■ EXERCISE ■
Return all the entries exactly, keeping pictures out.

■ STORED ROWS ■
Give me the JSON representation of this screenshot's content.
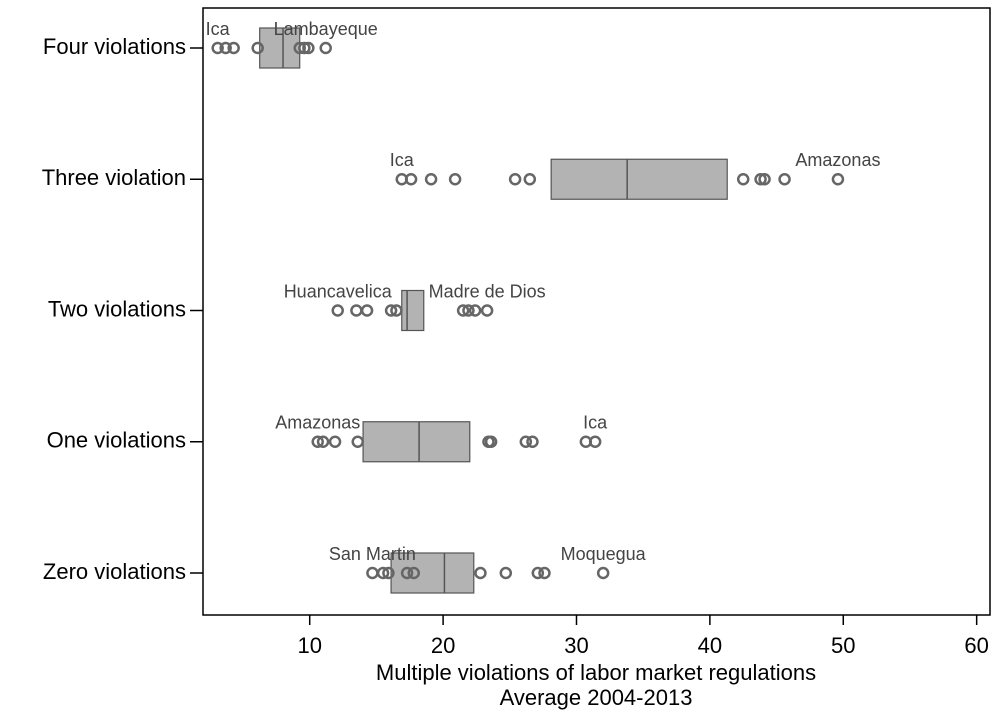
{
  "chart_data": {
    "type": "boxplot",
    "orientation": "horizontal",
    "xlabel": [
      "Multiple violations of labor market regulations",
      "Average 2004-2013"
    ],
    "xlim": [
      2,
      61
    ],
    "xticks": [
      10,
      20,
      30,
      40,
      50,
      60
    ],
    "box_color": "#b3b3b3",
    "outline_color": "#555555",
    "point_color": "#666666",
    "boxes": [
      {
        "category": "Four violations",
        "q1": 6.25,
        "median": 8,
        "q3": 9.25,
        "points": [
          3.1,
          3.7,
          4.3,
          6.1,
          9.25,
          9.6,
          9.9,
          11.2
        ],
        "min_label": "Ica",
        "max_label": "Lambayeque"
      },
      {
        "category": "Three violation",
        "q1": 28.1,
        "median": 33.8,
        "q3": 41.3,
        "points": [
          16.9,
          17.6,
          19.1,
          20.9,
          25.4,
          26.5,
          42.5,
          43.8,
          44.1,
          45.6,
          49.6
        ],
        "min_label": "Ica",
        "max_label": "Amazonas"
      },
      {
        "category": "Two violations",
        "q1": 16.9,
        "median": 17.3,
        "q3": 18.55,
        "points": [
          12.1,
          13.5,
          14.3,
          16.1,
          16.5,
          21.5,
          21.9,
          22.4,
          23.3
        ],
        "min_label": "Huancavelica",
        "max_label": "Madre de Dios"
      },
      {
        "category": "One violations",
        "q1": 14.0,
        "median": 18.2,
        "q3": 22.0,
        "points": [
          10.6,
          11.0,
          11.9,
          13.6,
          23.4,
          23.6,
          26.2,
          26.7,
          30.7,
          31.4
        ],
        "min_label": "Amazonas",
        "max_label": "Ica"
      },
      {
        "category": "Zero violations",
        "q1": 16.1,
        "median": 20.1,
        "q3": 22.3,
        "points": [
          14.7,
          15.5,
          15.9,
          17.3,
          17.8,
          22.8,
          24.7,
          27.1,
          27.6,
          32.0
        ],
        "min_label": "San Martin",
        "max_label": "Moquegua"
      }
    ]
  }
}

■ TASK ANSWER ■
Give me the JSON representation of this screenshot's content.
{
  "chart_data": {
    "type": "boxplot",
    "orientation": "horizontal",
    "xlabel": [
      "Multiple violations of labor market regulations",
      "Average 2004-2013"
    ],
    "xlim": [
      2,
      61
    ],
    "xticks": [
      10,
      20,
      30,
      40,
      50,
      60
    ],
    "box_color": "#b3b3b3",
    "outline_color": "#555555",
    "point_color": "#666666",
    "boxes": [
      {
        "category": "Four violations",
        "q1": 6.25,
        "median": 8,
        "q3": 9.25,
        "points": [
          3.1,
          3.7,
          4.3,
          6.1,
          9.25,
          9.6,
          9.9,
          11.2
        ],
        "min_label": "Ica",
        "max_label": "Lambayeque"
      },
      {
        "category": "Three violation",
        "q1": 28.1,
        "median": 33.8,
        "q3": 41.3,
        "points": [
          16.9,
          17.6,
          19.1,
          20.9,
          25.4,
          26.5,
          42.5,
          43.8,
          44.1,
          45.6,
          49.6
        ],
        "min_label": "Ica",
        "max_label": "Amazonas"
      },
      {
        "category": "Two violations",
        "q1": 16.9,
        "median": 17.3,
        "q3": 18.55,
        "points": [
          12.1,
          13.5,
          14.3,
          16.1,
          16.5,
          21.5,
          21.9,
          22.4,
          23.3
        ],
        "min_label": "Huancavelica",
        "max_label": "Madre de Dios"
      },
      {
        "category": "One violations",
        "q1": 14.0,
        "median": 18.2,
        "q3": 22.0,
        "points": [
          10.6,
          11.0,
          11.9,
          13.6,
          23.4,
          23.6,
          26.2,
          26.7,
          30.7,
          31.4
        ],
        "min_label": "Amazonas",
        "max_label": "Ica"
      },
      {
        "category": "Zero violations",
        "q1": 16.1,
        "median": 20.1,
        "q3": 22.3,
        "points": [
          14.7,
          15.5,
          15.9,
          17.3,
          17.8,
          22.8,
          24.7,
          27.1,
          27.6,
          32.0
        ],
        "min_label": "San Martin",
        "max_label": "Moquegua"
      }
    ]
  }
}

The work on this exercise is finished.